Dataset items:
** Begin **
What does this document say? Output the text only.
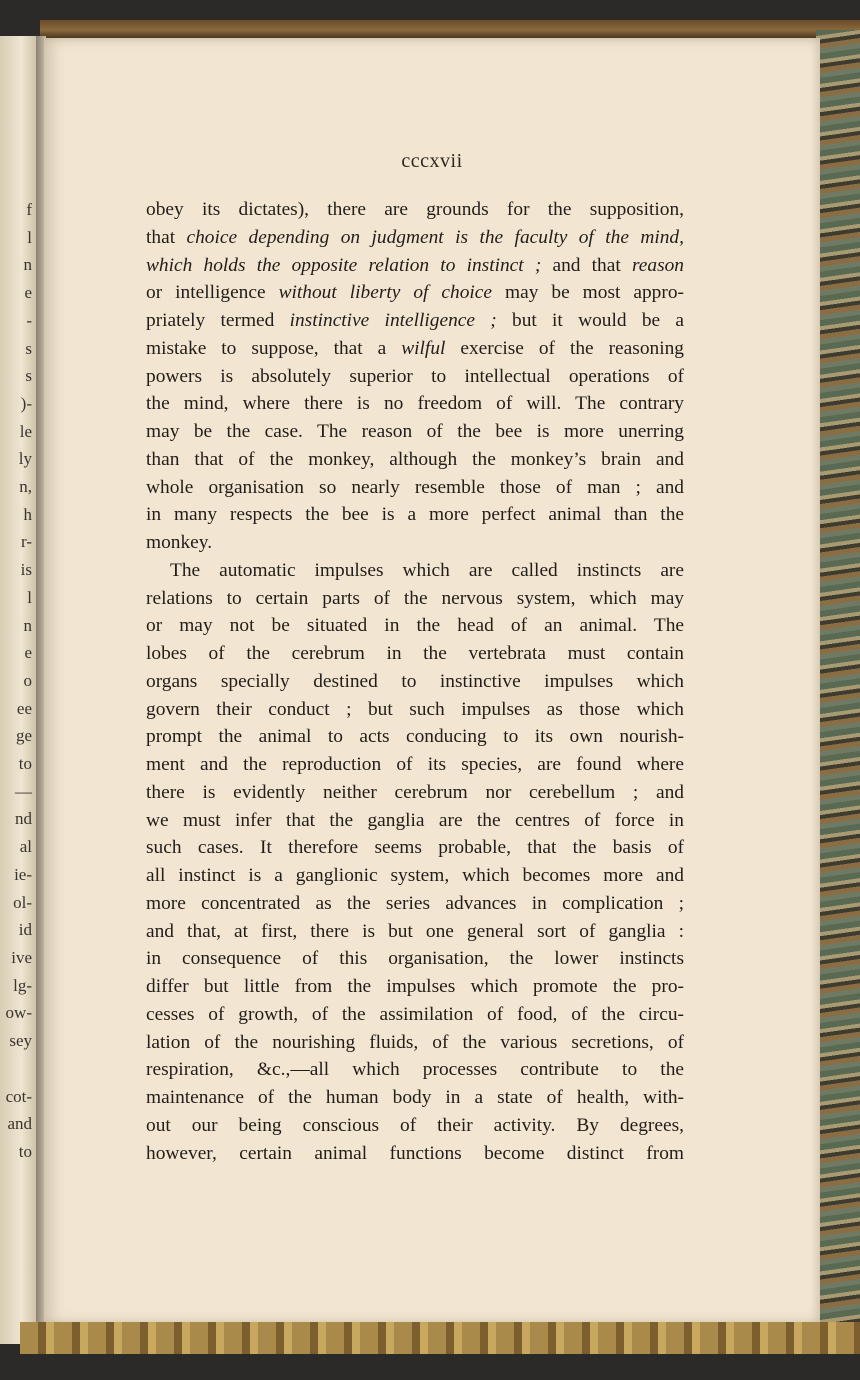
f
l
n
e
-
s
s
)-
le
ly
n,
h
r-
is
l
n
e
o
ee
ge
to
—
nd
al
ie-
ol-
id
ive
lg-
ow-
sey

cot-
and
to
cccxvii
obey its dictates), there are grounds for the supposition,
that choice depending on judgment is the faculty of the mind,
which holds the opposite relation to instinct ; and that reason
or intelligence without liberty of choice may be most appro-
priately termed instinctive intelligence ; but it would be a
mistake to suppose, that a wilful exercise of the reasoning
powers is absolutely superior to intellectual operations of
the mind, where there is no freedom of will. The contrary
may be the case. The reason of the bee is more unerring
than that of the monkey, although the monkey’s brain and
whole organisation so nearly resemble those of man ; and
in many respects the bee is a more perfect animal than the
monkey.
The automatic impulses which are called instincts are
relations to certain parts of the nervous system, which may
or may not be situated in the head of an animal. The
lobes of the cerebrum in the vertebrata must contain
organs specially destined to instinctive impulses which
govern their conduct ; but such impulses as those which
prompt the animal to acts conducing to its own nourish-
ment and the reproduction of its species, are found where
there is evidently neither cerebrum nor cerebellum ; and
we must infer that the ganglia are the centres of force in
such cases. It therefore seems probable, that the basis of
all instinct is a ganglionic system, which becomes more and
more concentrated as the series advances in complication ;
and that, at first, there is but one general sort of ganglia :
in consequence of this organisation, the lower instincts
differ but little from the impulses which promote the pro-
cesses of growth, of the assimilation of food, of the circu-
lation of the nourishing fluids, of the various secretions, of
respiration, &c.,—all which processes contribute to the
maintenance of the human body in a state of health, with-
out our being conscious of their activity. By degrees,
however, certain animal functions become distinct from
** End **
### What you will do
Output all of the entries verbatim, leaving out any images.

### Finished task
What does this document say? Output the text only.
f
l
n
e
-
s
s
)-
le
ly
n,
h
r-
is
l
n
e
o
ee
ge
to
—
nd
al
ie-
ol-
id
ive
lg-
ow-
sey

cot-
and
to
cccxvii
obey its dictates), there are grounds for the supposition,
that choice depending on judgment is the faculty of the mind,
which holds the opposite relation to instinct ; and that reason
or intelligence without liberty of choice may be most appro-
priately termed instinctive intelligence ; but it would be a
mistake to suppose, that a wilful exercise of the reasoning
powers is absolutely superior to intellectual operations of
the mind, where there is no freedom of will. The contrary
may be the case. The reason of the bee is more unerring
than that of the monkey, although the monkey’s brain and
whole organisation so nearly resemble those of man ; and
in many respects the bee is a more perfect animal than the
monkey.
The automatic impulses which are called instincts are
relations to certain parts of the nervous system, which may
or may not be situated in the head of an animal. The
lobes of the cerebrum in the vertebrata must contain
organs specially destined to instinctive impulses which
govern their conduct ; but such impulses as those which
prompt the animal to acts conducing to its own nourish-
ment and the reproduction of its species, are found where
there is evidently neither cerebrum nor cerebellum ; and
we must infer that the ganglia are the centres of force in
such cases. It therefore seems probable, that the basis of
all instinct is a ganglionic system, which becomes more and
more concentrated as the series advances in complication ;
and that, at first, there is but one general sort of ganglia :
in consequence of this organisation, the lower instincts
differ but little from the impulses which promote the pro-
cesses of growth, of the assimilation of food, of the circu-
lation of the nourishing fluids, of the various secretions, of
respiration, &c.,—all which processes contribute to the
maintenance of the human body in a state of health, with-
out our being conscious of their activity. By degrees,
however, certain animal functions become distinct from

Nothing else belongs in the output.